> _GIVEN REQUEST_:
Each line in the entries below that holds the string "this" is to be listed.
________________________________________
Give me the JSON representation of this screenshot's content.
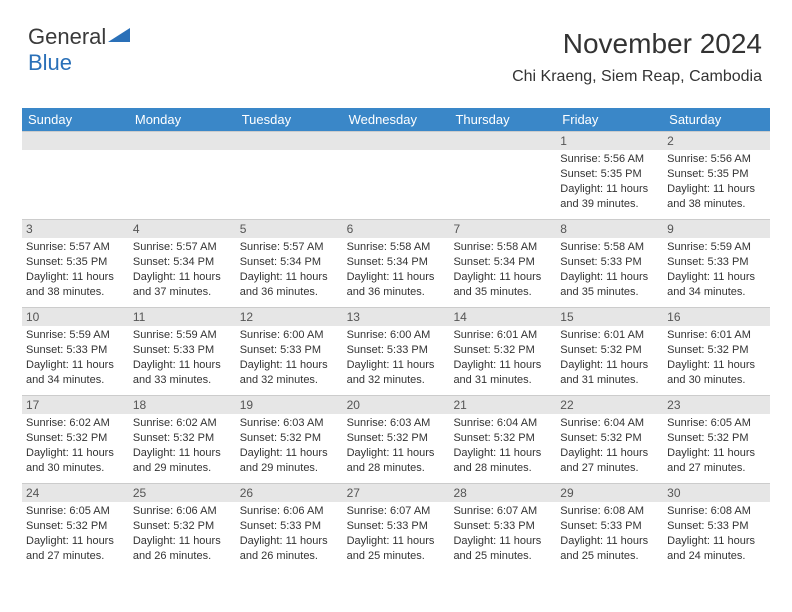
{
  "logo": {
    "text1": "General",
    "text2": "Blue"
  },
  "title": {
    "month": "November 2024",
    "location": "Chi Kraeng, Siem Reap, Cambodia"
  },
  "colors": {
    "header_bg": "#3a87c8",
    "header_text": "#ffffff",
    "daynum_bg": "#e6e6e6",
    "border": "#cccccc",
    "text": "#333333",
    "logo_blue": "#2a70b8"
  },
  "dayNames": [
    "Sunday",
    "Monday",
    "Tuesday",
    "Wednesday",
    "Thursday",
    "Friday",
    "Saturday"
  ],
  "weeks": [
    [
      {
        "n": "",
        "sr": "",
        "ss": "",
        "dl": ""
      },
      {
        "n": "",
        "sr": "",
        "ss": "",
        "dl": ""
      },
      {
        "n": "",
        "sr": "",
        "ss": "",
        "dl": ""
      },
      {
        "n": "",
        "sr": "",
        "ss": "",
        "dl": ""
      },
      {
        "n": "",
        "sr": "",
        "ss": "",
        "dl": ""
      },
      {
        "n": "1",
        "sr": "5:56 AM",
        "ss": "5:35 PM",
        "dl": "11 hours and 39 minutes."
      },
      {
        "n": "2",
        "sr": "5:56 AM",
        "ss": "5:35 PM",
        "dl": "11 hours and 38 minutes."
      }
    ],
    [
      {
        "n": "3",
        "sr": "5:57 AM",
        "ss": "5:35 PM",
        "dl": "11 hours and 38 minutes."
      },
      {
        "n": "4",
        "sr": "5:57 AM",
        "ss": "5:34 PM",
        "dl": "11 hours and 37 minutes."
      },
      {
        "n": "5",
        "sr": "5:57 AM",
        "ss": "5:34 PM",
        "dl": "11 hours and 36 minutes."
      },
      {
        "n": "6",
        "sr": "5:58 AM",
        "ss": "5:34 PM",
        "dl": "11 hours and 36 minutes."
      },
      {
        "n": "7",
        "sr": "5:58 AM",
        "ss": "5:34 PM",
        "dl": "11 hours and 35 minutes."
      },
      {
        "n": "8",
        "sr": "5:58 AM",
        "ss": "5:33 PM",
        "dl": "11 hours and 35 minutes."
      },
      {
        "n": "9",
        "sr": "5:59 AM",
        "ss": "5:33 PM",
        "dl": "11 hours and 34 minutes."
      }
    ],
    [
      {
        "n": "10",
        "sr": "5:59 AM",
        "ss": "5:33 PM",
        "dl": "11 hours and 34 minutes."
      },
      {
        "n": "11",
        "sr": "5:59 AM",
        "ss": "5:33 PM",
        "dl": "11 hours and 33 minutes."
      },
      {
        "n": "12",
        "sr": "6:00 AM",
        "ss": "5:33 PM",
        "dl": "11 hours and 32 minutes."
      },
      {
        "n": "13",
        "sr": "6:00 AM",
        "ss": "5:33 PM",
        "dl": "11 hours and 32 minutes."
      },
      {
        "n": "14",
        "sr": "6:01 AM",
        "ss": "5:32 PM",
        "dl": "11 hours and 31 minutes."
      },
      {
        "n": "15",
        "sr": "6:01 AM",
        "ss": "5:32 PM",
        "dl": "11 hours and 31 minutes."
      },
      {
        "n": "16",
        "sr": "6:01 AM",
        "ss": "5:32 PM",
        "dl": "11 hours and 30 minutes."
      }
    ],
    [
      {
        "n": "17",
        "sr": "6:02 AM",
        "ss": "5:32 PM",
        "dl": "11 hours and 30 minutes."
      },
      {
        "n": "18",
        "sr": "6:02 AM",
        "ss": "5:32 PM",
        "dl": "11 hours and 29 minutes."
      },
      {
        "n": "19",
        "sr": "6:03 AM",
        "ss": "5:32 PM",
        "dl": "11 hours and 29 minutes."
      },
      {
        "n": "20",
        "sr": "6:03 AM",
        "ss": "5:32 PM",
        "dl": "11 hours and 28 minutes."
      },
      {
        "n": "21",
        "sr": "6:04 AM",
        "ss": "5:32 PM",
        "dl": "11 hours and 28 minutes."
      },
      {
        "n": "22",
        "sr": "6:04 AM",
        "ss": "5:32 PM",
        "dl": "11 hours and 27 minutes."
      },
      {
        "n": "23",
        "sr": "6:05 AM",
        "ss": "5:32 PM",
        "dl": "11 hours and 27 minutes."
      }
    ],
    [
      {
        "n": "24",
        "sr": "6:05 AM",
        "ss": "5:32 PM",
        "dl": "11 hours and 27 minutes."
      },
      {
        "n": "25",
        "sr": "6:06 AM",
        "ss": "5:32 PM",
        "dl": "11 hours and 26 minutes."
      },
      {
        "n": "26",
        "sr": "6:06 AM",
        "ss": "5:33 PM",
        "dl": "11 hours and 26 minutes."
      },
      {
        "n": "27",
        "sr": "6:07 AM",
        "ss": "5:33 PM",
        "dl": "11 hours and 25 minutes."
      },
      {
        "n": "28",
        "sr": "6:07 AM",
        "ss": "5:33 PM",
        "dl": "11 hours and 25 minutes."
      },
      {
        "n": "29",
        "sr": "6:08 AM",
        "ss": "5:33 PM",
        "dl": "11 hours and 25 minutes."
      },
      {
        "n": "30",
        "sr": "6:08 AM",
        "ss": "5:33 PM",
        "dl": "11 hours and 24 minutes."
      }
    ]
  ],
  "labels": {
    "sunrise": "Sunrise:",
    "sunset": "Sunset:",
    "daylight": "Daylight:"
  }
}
________________________________________
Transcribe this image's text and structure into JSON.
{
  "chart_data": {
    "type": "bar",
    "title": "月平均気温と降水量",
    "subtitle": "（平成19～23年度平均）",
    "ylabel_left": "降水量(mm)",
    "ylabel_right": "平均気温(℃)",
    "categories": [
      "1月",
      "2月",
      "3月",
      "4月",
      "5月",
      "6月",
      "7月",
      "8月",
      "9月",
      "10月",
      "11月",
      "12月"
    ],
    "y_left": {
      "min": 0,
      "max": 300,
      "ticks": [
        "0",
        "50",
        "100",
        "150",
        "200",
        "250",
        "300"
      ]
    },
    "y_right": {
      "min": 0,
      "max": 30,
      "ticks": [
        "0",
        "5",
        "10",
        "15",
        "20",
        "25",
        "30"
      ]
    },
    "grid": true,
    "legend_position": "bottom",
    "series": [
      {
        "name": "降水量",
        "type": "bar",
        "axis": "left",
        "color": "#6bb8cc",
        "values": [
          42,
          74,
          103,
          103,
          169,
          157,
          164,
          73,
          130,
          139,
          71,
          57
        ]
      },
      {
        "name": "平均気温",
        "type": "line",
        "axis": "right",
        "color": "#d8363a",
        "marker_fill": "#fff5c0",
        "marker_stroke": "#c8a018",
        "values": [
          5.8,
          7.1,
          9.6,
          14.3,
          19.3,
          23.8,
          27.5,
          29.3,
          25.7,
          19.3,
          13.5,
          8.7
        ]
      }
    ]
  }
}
________________________________________
> _WORKED SOLUTION_:
Give me the JSON representation of this screenshot's content.
Transcribe this image's text and structure into JSON.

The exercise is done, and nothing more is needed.